Dataset entries:
·····
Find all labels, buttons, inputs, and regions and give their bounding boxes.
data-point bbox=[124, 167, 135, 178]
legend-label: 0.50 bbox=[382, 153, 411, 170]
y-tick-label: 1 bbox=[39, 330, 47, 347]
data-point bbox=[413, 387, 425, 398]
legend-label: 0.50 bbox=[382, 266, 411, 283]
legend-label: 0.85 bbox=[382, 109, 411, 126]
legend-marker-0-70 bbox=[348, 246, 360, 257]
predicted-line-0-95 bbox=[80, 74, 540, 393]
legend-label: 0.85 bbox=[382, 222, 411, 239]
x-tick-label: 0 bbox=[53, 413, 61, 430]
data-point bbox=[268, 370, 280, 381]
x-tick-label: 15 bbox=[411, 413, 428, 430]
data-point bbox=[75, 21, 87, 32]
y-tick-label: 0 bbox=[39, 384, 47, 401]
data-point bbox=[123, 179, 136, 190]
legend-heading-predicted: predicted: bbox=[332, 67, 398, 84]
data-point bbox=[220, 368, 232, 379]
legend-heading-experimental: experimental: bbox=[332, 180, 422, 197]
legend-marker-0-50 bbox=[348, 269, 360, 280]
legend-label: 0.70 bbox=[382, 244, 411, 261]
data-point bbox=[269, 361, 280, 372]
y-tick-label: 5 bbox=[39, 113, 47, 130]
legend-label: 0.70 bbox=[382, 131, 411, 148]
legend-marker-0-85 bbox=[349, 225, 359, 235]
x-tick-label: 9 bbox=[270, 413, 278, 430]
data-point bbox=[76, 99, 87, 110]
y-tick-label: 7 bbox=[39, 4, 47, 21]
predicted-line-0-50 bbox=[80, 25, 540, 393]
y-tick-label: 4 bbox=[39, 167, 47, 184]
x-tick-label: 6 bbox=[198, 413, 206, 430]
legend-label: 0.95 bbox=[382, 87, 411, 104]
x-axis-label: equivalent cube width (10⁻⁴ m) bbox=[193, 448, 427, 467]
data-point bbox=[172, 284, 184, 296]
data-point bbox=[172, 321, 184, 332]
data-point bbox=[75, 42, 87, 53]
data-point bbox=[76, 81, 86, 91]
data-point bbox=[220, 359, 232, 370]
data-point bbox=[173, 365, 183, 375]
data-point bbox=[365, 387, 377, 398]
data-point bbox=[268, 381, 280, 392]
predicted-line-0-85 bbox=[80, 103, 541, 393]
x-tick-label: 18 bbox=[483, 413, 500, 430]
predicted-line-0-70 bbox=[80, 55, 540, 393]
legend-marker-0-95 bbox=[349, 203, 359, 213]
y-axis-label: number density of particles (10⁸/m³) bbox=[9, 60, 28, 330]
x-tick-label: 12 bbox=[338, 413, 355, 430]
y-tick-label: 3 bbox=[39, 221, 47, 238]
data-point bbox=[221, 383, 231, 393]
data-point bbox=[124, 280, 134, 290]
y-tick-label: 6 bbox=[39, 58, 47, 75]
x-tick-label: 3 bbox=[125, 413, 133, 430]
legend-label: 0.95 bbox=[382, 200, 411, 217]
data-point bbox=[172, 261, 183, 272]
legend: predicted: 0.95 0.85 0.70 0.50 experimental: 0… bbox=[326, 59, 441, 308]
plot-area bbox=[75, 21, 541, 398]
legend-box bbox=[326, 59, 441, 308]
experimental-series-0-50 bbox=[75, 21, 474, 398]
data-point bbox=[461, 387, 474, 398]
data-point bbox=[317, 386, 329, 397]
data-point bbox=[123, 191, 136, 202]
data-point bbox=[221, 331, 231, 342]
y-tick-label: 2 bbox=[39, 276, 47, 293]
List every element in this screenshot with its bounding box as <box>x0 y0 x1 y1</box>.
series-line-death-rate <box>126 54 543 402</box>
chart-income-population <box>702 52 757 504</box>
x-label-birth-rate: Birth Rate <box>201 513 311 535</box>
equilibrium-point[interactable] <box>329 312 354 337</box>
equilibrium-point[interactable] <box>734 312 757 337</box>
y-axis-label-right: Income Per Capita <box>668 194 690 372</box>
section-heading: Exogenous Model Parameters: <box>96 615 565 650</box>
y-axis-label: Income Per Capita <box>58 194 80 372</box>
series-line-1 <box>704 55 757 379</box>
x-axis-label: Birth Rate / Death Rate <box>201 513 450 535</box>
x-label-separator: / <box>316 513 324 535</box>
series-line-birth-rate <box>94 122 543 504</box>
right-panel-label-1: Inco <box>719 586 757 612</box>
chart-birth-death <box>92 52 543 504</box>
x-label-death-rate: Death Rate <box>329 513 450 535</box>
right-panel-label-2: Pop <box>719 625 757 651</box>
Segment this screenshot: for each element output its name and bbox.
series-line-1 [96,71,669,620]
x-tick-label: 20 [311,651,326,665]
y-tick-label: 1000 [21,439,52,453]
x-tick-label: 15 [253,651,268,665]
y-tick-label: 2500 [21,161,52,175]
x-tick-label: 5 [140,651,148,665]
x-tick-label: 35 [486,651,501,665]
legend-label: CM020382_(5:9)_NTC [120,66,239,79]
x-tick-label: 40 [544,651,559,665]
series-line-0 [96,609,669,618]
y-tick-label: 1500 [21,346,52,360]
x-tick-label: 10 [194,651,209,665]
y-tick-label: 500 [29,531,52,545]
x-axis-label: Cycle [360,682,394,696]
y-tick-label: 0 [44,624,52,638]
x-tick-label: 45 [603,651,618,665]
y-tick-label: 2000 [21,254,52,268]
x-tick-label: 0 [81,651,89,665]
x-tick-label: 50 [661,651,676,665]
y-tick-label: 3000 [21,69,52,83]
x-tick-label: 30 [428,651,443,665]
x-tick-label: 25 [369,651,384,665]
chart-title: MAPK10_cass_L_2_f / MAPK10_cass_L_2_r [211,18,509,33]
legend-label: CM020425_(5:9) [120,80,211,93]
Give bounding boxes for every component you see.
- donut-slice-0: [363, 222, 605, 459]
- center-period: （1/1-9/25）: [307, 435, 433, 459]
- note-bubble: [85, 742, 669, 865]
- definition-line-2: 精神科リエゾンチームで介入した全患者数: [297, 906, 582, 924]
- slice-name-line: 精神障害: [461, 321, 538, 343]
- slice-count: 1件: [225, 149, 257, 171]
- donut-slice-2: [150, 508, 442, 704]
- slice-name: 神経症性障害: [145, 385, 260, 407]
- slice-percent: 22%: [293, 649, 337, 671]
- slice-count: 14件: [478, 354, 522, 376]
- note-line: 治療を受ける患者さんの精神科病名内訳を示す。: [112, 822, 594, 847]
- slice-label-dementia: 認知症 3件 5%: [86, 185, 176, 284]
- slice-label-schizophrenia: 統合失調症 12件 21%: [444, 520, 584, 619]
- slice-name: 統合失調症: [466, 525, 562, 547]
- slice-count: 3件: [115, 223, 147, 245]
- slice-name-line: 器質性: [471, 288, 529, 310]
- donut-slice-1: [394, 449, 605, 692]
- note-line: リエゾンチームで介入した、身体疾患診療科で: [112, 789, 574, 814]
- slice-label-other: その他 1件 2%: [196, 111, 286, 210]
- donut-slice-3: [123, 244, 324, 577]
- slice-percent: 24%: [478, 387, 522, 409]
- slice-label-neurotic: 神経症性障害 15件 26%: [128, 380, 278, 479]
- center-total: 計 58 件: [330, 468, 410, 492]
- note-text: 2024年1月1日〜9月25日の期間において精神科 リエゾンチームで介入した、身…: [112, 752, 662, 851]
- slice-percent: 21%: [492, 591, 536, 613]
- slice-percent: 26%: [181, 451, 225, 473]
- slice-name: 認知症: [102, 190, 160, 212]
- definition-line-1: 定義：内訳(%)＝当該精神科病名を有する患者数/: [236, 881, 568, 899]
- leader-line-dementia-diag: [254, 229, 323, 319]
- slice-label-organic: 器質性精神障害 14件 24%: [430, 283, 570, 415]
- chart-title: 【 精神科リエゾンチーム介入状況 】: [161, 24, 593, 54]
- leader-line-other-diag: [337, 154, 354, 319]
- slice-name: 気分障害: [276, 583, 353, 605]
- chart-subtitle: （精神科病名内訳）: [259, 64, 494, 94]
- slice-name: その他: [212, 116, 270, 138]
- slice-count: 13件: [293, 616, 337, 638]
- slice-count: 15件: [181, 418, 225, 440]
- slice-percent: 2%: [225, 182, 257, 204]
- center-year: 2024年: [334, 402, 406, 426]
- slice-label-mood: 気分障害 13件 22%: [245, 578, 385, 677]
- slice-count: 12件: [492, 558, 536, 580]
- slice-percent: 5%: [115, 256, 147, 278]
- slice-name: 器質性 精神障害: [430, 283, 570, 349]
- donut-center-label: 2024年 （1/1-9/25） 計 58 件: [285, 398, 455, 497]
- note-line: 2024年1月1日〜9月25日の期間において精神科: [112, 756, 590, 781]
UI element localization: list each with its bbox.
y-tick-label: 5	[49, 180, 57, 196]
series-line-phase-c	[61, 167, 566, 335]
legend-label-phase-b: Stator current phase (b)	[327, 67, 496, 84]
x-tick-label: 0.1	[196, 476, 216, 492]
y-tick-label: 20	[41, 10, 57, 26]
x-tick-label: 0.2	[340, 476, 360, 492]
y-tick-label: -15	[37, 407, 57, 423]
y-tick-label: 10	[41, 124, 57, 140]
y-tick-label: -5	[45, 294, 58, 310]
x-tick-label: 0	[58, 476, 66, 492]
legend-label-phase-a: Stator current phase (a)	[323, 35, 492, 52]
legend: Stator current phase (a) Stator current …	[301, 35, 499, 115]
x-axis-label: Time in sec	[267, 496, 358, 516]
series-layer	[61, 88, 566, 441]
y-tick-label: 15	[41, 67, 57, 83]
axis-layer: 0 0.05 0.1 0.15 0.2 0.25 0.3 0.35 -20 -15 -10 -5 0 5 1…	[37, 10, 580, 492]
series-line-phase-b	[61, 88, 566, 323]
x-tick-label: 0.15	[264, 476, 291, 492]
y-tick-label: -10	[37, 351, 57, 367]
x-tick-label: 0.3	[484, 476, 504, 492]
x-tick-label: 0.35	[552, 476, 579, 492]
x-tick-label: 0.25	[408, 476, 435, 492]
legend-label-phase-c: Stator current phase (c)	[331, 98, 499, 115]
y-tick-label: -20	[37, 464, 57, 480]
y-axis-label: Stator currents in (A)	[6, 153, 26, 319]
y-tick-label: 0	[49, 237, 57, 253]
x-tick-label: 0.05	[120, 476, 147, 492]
·····
Select every line of the data above that contains the string "each", matching case exactly.

Segment this screenshot: for each element output its name and bbox.
UI element localization: list each with its bbox.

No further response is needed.